Damn I wish I wrote that, wrote “Son of a Son of a Sailor,” “Rocky Mountain High” and “Sweet Surrender,” wrote home from some mountain in Utah not far from Redford’s “Sundance” ranch, long before the film festival was born. Instead, I played their music, watched the shows, and spent as much time as I could in whatever nature I could.

I think it was the beginning of me always feeling slightly outside of everything, just a little beyond understanding people. For some time I thought it was insecurity, but now I believe I just preferred the natural state of things, how perfect it is out there. I had the theme of Grizzly Adams down pat:

Deep inside the forest
Is a door into another land
Here is our life and home
We are staying, here forever
In the beauty of this place all alone
We keep on hoping.

Maybe
There’s a world where we don’t have to run
And maybe
There’s a time we’ll call our own
Living free in harmony and majesty
Take me home
Take me home.

Even that line repetition is a nod to Frost’s line “Miles to go before I sleep.” Exactly.

Is it true that everything we are we remain? Our hopes remain. Our dreams remain. And if we hadn’t lived them out yet, perhaps we still will in some other season? Maybe.

A part of my mind never truly grew up, I know that. A part of my psyche still holds tight to how I used to think when I was young, sometimes to the point I can be out for a walk and not even remotely feel my age, forget that my ability to do most of the things I could then is, shall we say, compromised. But we trick ourselves. I can still ride a bike; can still hike in high altitudes. In my fifties I walked across Spain. So who knows.
+ + + + + + +
- Short task
Write the next part of the personal reflection on nature, childhood songs, and growing older, starting after its last sentence. The data has nothing to do with this.

- Material provided
+ + + + + + +
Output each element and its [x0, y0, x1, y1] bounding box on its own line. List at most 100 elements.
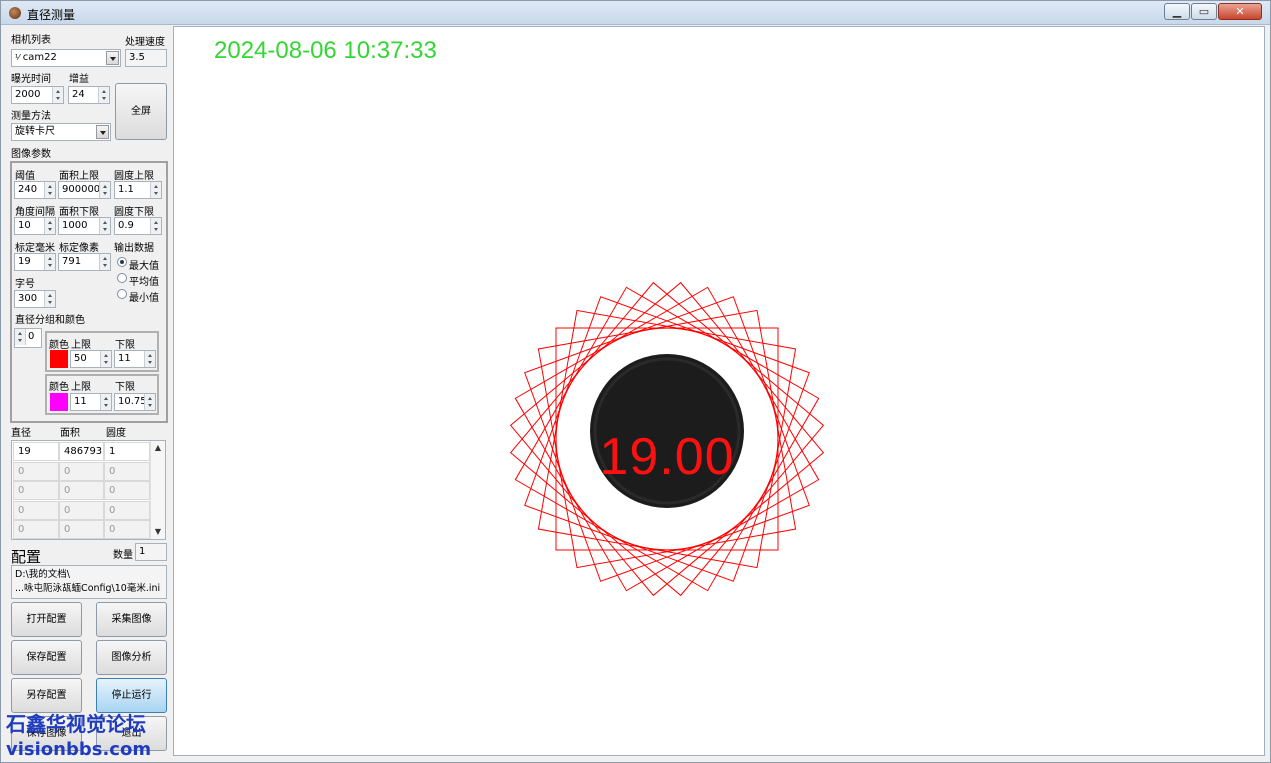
+ + + + + + +
- Answer below
What happens is we forget. We let go of so much of who we were to make room for who we become. It is natural and beautiful and necessary, and we would not come close to being who we are today without who we were then, watching Dan Haggerty and his bear walk down the mountain, or listening to John Denver’s opening guitar riff on “Rocky Mountain High.” It’s in our blood. It has to be.

Unless, again, something in our blood attracted us to those things. Who the hell knows, right?

Ever come across a trigger that brings you back to those moments you had then? Maybe it’s a picture in some old album your parents kept; or a book you read. I have books like that, from then, I have a baseball my friends all signed when I left Long Island and it transports my mind to that small village, almost as if had I driven there today I’d see fourteen-year-old Eddie coming out of his house ready to hike through the park. We have so much more ability to manipulate time than we realize.

So, I had this job. One of my first, and the last one as a high school student. I worked on Seagull Pier on the South Island of the Chesapeake Bay Bridge Tunnel which connects Virginia Beach, Virginia, with the Eastern Shore of Virginia, known as the Delmarva Peninsula. I was thrilled to get hired out there for one reason: I’d be working “nearly” on the water, watching the sunset and rise, feeling the salt water on my face all the time, like Melville but without whales. I worked 10 pm to 6 am every night, usually alone, frying shrimp and fries, serving sodas to travelers with coupons they received when they paid their toll to make the crossing of one of the longest bridge-tunnels on the planet. Yes, they got a free Pepsi at the pier. It was pretty barren then—a diner-style interior with a few tables, a gift shop, and a pier filled with fishermen. In later years the restaurant took over part of the pier and became quite nice with a full menu. But back then it was just a quick stop for a basket of fried food, coffee or Pepsi, a few souvenirs and back on the road.

They tore it down a few years ago to expand the bridge tunnel.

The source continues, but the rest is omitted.